» **WHAT THIS TASK INVOLVES**: Copy each line containing the word "none" from the records that follow, please.

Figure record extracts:
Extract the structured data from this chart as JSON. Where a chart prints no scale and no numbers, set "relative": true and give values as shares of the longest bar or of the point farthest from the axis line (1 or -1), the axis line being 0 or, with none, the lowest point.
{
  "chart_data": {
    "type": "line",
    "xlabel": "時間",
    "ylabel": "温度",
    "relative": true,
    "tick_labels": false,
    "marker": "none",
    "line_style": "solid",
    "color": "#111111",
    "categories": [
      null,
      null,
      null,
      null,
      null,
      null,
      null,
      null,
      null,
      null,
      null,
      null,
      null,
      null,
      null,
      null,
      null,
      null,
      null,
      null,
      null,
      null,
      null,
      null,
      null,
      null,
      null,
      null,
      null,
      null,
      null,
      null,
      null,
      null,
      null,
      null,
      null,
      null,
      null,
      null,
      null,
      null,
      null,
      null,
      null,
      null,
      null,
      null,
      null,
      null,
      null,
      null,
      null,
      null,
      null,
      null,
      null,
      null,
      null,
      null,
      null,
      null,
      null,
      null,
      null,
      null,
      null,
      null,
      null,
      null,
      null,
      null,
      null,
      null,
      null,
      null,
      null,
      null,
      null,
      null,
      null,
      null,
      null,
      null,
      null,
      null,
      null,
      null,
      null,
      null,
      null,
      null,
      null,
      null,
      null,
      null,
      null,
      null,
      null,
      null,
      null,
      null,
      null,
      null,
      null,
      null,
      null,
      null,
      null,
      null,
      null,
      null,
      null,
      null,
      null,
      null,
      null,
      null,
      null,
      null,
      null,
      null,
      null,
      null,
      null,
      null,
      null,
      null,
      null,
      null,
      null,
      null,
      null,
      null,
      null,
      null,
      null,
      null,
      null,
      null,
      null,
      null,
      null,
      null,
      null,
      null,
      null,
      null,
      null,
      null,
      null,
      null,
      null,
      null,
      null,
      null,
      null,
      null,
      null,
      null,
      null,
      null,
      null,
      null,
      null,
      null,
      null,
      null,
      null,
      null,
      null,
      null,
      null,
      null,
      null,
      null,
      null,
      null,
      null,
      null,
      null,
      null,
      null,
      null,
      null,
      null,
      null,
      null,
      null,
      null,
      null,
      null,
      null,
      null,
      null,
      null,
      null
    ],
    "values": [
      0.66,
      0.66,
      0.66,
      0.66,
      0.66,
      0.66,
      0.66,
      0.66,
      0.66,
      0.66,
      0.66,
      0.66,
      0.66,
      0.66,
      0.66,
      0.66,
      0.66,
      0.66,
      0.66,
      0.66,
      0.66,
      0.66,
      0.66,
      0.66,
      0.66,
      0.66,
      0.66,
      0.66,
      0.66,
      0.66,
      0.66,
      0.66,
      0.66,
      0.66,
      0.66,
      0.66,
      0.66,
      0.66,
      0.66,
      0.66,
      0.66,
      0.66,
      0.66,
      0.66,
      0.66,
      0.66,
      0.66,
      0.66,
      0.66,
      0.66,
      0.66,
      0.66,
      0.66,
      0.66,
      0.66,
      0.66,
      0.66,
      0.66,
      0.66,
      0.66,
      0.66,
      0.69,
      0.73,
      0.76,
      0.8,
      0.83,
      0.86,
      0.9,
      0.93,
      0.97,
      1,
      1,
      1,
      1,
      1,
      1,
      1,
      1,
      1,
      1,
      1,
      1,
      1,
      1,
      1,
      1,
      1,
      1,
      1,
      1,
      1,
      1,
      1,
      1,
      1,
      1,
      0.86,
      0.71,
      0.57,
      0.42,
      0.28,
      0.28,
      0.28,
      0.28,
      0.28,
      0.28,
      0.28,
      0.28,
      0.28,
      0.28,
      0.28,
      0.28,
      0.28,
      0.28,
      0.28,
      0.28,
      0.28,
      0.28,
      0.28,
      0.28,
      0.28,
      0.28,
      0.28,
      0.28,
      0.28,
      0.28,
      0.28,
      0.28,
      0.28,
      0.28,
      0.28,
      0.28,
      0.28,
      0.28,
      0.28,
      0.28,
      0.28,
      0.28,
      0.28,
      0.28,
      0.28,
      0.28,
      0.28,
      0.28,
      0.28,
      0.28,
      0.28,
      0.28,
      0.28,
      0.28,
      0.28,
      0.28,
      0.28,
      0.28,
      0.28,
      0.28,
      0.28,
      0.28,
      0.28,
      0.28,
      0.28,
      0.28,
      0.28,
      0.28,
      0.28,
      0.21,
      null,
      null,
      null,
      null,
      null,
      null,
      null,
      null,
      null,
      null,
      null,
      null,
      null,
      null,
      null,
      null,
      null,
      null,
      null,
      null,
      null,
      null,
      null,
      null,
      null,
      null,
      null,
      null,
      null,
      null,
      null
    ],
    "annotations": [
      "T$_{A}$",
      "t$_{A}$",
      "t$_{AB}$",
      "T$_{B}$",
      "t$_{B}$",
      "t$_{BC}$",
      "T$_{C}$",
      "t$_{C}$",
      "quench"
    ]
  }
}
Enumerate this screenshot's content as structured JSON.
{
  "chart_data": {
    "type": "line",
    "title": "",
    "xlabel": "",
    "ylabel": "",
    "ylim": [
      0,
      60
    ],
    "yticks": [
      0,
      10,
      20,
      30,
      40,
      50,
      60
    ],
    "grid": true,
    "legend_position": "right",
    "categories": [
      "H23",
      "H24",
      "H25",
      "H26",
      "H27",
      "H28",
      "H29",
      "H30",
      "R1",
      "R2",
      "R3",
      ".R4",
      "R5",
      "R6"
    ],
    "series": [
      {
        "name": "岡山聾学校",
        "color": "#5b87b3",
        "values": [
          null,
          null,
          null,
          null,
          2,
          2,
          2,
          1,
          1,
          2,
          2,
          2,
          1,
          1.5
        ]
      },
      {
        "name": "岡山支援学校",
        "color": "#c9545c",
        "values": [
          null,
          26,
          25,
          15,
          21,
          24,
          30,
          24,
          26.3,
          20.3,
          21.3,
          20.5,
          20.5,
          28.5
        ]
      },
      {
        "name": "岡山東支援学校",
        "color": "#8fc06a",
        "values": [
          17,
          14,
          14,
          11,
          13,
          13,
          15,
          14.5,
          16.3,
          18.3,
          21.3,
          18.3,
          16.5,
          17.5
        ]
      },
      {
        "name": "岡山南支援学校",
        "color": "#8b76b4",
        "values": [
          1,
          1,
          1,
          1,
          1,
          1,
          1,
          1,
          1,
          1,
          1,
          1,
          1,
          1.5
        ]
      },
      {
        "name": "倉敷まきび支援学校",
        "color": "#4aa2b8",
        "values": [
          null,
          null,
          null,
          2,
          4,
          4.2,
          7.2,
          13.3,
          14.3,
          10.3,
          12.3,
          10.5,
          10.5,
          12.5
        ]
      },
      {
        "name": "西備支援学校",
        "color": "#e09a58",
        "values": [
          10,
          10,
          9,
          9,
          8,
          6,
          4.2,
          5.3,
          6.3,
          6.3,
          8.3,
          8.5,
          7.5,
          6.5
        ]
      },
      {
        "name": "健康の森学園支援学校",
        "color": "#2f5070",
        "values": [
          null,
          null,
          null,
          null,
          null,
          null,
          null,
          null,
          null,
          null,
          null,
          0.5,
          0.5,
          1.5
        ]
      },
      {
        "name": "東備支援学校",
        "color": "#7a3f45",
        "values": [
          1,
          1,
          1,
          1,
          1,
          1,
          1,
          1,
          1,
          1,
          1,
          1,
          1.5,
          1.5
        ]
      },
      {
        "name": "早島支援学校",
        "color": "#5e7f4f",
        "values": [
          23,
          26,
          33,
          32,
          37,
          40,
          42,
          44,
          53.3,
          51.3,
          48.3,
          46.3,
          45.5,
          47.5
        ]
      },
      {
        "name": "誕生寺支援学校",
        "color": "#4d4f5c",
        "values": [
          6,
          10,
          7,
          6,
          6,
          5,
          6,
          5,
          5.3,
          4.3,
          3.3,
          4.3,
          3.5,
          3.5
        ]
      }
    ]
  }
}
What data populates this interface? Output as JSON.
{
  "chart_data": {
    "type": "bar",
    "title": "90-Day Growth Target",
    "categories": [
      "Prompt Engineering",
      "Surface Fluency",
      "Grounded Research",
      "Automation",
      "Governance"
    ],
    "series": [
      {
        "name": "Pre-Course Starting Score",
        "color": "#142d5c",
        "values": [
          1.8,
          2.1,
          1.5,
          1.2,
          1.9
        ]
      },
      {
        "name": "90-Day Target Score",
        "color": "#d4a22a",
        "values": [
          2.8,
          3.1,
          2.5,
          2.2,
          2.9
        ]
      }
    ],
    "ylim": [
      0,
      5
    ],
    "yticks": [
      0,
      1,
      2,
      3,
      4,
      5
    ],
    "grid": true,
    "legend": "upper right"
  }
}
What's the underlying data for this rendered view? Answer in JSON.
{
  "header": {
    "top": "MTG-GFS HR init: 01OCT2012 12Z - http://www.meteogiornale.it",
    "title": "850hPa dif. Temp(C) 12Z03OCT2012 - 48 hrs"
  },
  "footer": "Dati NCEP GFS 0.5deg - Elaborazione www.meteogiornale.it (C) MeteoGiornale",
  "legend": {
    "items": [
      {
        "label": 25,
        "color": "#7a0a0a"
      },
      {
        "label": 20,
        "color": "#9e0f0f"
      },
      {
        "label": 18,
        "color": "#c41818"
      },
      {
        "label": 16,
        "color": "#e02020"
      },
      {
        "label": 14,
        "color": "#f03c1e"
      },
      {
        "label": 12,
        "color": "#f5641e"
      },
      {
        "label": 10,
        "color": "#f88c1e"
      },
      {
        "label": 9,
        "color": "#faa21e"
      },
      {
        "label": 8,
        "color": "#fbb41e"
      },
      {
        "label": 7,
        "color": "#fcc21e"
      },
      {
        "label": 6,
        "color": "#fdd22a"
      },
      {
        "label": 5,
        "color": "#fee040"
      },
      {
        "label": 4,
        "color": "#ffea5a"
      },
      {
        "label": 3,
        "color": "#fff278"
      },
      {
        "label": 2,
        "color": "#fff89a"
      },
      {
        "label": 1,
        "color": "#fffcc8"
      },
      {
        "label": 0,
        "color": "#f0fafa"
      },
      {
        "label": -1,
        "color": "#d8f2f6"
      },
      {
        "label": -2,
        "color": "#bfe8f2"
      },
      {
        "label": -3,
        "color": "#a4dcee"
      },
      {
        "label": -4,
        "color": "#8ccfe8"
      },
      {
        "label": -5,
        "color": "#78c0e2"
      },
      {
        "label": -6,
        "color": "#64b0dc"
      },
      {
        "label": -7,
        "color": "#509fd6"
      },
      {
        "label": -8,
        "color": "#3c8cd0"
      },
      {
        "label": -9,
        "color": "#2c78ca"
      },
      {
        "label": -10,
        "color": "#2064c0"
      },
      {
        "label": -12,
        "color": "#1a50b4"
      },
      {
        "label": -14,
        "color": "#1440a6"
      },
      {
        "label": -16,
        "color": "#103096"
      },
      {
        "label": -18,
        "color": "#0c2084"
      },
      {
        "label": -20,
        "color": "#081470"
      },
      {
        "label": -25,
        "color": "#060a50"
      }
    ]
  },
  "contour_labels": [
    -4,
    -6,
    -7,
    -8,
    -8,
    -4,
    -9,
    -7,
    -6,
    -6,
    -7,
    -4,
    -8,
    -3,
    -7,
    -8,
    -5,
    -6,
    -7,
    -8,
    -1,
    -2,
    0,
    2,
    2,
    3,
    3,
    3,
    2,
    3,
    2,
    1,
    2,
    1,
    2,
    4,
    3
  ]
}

» **FINISHED ANSWER**:
Extract the structured data from this chart as JSON. Where a chart prints no scale and no numbers, set "relative": true and give values as shares of the longest bar or of the point farthest from the axis line (1 or -1), the axis line being 0 or, with none, the lowest point.
    "marker": "none",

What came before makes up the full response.